▶ Directions for this task: Copy out every record below exactly as written, but leave out any pictures.

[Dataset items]
__________________________________________________
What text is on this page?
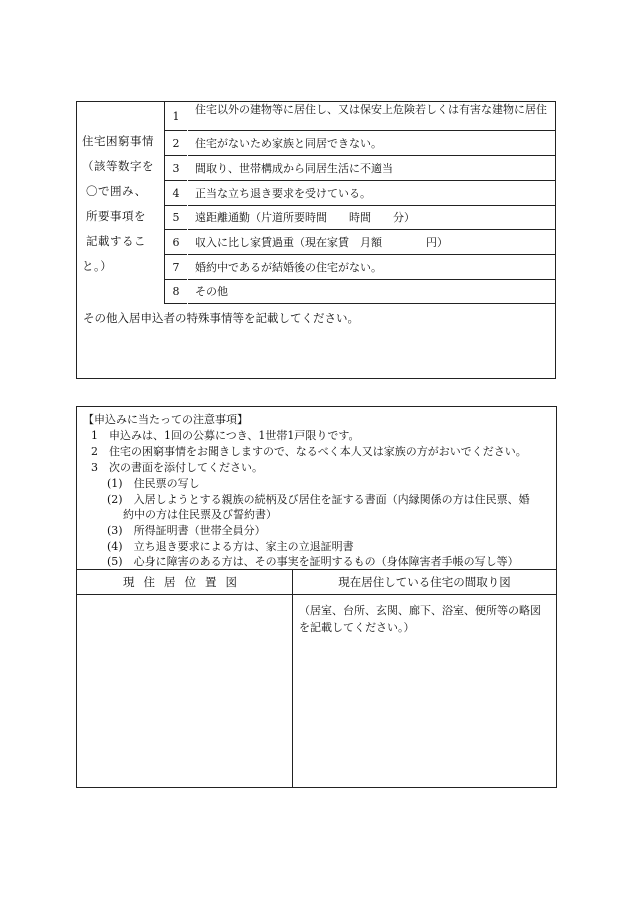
住宅困窮事情
（該等数字を
〇で囲み、
所要事項を
記載するこ
と。）
1
2
3
4
5
6
7
8
住宅以外の建物等に居住し、又は保安上危険若しくは有害な建物に居住
住宅がないため家族と同居できない。
間取り、世帯構成から同居生活に不適当
正当な立ち退き要求を受けている。
遠距離通勤（片道所要時間　　時間　　分）
収入に比し家賃過重（現在家賃　月額　　　　円）
婚約中であるが結婚後の住宅がない。
その他
その他入居申込者の特殊事情等を記載してください。
【申込みに当たっての注意事項】
1　申込みは、1回の公募につき、1世帯1戸限りです。
2　住宅の困窮事情をお聞きしますので、なるべく本人又は家族の方がおいでください。
3　次の書面を添付してください。
(1)　住民票の写し
(2)　入居しようとする親族の続柄及び居住を証する書面（内縁関係の方は住民票、婚
約中の方は住民票及び誓約書）
(3)　所得証明書（世帯全員分）
(4)　立ち退き要求による方は、家主の立退証明書
(5)　心身に障害のある方は、その事実を証明するもの（身体障害者手帳の写し等）
現住居位置図	現在居住している住宅の間取り図
（居室、台所、玄関、廊下、浴室、便所等の略図
を記載してください。）
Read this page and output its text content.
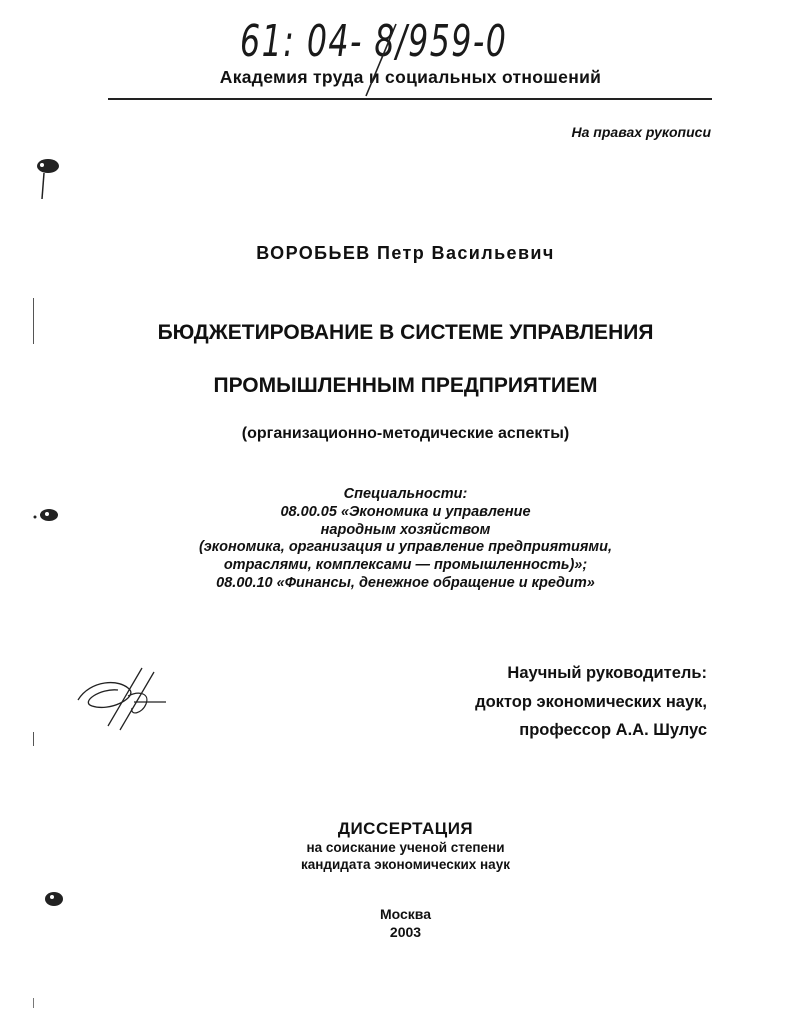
61: 04- 8/959-0
Академия труда и социальных отношений
На правах рукописи
ВОРОБЬЕВ Петр Васильевич
БЮДЖЕТИРОВАНИЕ В СИСТЕМЕ УПРАВЛЕНИЯ
ПРОМЫШЛЕННЫМ ПРЕДПРИЯТИЕМ
(организационно-методические аспекты)
Специальности:
08.00.05 «Экономика и управление
народным хозяйством
(экономика, организация и управление предприятиями,
отраслями, комплексами — промышленность)»;
08.00.10 «Финансы, денежное обращение и кредит»
Научный руководитель:
доктор экономических наук,
профессор А.А. Шулус
ДИССЕРТАЦИЯ
на соискание ученой степени
кандидата экономических наук
Москва
2003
__________________________________________________
▶ Result of this task:
What text is on this page?
住宅困窮事情
（該等数字を
〇で囲み、
所要事項を
記載するこ
と。）
1
2
3
4
5
6
7
8
住宅以外の建物等に居住し、又は保安上危険若しくは有害な建物に居住
住宅がないため家族と同居できない。
間取り、世帯構成から同居生活に不適当
正当な立ち退き要求を受けている。
遠距離通勤（片道所要時間　　時間　　分）
収入に比し家賃過重（現在家賃　月額　　　　円）
婚約中であるが結婚後の住宅がない。
その他
その他入居申込者の特殊事情等を記載してください。
【申込みに当たっての注意事項】
1　申込みは、1回の公募につき、1世帯1戸限りです。
2　住宅の困窮事情をお聞きしますので、なるべく本人又は家族の方がおいでください。
3　次の書面を添付してください。
(1)　住民票の写し
(2)　入居しようとする親族の続柄及び居住を証する書面（内縁関係の方は住民票、婚
約中の方は住民票及び誓約書）
(3)　所得証明書（世帯全員分）
(4)　立ち退き要求による方は、家主の立退証明書
(5)　心身に障害のある方は、その事実を証明するもの（身体障害者手帳の写し等）
現住居位置図	現在居住している住宅の間取り図
（居室、台所、玄関、廊下、浴室、便所等の略図
を記載してください。）
Read this page and output its text content.
61: 04- 8/959-0
Академия труда и социальных отношений
На правах рукописи
ВОРОБЬЕВ Петр Васильевич
БЮДЖЕТИРОВАНИЕ В СИСТЕМЕ УПРАВЛЕНИЯ
ПРОМЫШЛЕННЫМ ПРЕДПРИЯТИЕМ
(организационно-методические аспекты)
Специальности:
08.00.05 «Экономика и управление
народным хозяйством
(экономика, организация и управление предприятиями,
отраслями, комплексами — промышленность)»;
08.00.10 «Финансы, денежное обращение и кредит»
Научный руководитель:
доктор экономических наук,
профессор А.А. Шулус
ДИССЕРТАЦИЯ
на соискание ученой степени
кандидата экономических наук
Москва
2003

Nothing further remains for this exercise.